**WORKING DATA:**
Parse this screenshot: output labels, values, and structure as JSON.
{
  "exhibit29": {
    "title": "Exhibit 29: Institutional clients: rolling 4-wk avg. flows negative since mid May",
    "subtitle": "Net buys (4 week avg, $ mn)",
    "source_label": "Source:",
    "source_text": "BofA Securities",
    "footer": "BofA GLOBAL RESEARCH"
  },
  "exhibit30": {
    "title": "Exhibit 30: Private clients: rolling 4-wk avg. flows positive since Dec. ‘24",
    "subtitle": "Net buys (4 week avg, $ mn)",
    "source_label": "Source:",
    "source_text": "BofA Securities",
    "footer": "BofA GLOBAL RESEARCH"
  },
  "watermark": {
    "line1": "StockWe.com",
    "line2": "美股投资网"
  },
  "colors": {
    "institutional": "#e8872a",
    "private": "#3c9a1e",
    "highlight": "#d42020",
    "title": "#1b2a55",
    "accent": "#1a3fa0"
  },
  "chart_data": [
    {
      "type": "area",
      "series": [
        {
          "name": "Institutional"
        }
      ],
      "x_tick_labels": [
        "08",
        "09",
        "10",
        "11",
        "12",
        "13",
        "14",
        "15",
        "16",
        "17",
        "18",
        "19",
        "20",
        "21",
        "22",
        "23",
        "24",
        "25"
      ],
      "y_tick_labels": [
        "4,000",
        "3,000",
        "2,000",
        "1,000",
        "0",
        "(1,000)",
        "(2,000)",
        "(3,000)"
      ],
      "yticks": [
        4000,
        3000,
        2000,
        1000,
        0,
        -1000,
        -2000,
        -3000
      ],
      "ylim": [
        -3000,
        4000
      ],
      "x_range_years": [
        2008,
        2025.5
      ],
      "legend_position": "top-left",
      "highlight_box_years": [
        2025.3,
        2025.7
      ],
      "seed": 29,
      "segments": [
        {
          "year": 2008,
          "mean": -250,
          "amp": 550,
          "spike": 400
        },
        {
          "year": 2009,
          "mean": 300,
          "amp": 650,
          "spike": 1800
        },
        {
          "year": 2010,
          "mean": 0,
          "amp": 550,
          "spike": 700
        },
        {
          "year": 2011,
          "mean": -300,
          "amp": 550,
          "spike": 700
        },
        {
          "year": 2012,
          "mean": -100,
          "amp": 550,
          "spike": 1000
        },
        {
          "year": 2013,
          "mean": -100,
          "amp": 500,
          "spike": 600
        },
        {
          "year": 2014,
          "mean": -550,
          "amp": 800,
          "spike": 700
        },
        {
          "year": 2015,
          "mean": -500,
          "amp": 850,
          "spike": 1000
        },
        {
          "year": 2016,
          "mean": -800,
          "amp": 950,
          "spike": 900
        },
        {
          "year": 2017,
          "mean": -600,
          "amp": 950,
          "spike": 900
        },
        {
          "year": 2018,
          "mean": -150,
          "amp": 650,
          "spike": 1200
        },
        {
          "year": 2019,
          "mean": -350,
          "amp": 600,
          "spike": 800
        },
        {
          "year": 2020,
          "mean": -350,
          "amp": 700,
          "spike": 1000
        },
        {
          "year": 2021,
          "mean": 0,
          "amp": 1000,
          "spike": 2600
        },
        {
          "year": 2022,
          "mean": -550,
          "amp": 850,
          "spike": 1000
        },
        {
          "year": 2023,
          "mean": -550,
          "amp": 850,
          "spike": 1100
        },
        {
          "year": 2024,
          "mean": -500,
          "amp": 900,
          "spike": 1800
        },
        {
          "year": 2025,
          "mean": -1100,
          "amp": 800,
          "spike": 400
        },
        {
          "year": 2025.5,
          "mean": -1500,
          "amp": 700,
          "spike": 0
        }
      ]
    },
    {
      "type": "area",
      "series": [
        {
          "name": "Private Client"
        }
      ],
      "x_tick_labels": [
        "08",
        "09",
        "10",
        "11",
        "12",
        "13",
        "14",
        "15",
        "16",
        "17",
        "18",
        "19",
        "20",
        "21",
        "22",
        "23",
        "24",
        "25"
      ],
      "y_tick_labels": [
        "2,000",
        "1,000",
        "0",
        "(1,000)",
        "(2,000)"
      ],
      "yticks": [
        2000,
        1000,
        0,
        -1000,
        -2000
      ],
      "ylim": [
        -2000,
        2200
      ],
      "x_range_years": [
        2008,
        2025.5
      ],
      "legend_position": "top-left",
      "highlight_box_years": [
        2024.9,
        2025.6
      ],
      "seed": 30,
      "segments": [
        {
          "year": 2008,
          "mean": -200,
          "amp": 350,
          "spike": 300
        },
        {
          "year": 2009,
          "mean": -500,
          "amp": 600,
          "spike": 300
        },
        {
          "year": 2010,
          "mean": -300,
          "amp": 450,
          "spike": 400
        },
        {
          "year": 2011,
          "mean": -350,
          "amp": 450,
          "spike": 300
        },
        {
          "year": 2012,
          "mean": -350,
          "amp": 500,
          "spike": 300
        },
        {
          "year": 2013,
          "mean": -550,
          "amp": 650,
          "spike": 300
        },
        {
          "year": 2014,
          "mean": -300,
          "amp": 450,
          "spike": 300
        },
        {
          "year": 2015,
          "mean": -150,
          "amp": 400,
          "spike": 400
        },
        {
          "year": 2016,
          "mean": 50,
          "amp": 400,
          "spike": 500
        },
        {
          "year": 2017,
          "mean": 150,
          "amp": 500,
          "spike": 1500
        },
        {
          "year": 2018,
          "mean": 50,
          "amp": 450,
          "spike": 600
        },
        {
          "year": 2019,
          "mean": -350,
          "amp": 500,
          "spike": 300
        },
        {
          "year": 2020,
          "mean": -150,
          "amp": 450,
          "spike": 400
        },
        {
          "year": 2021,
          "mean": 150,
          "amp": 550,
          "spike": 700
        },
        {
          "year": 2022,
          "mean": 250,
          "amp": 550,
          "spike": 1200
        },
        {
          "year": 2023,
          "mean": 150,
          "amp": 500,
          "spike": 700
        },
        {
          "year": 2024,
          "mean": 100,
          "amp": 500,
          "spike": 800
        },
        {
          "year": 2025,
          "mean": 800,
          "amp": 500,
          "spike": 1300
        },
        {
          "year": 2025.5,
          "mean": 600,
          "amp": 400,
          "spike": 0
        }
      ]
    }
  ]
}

**TASK DIRECTIONS:**
Pick out each line above that includes "clients" and show it.

**THE ANSWER:**
    "title": "Exhibit 29: Institutional clients: rolling 4-wk avg. flows negative since mid May",
    "title": "Exhibit 30: Private clients: rolling 4-wk avg. flows positive since Dec. ‘24",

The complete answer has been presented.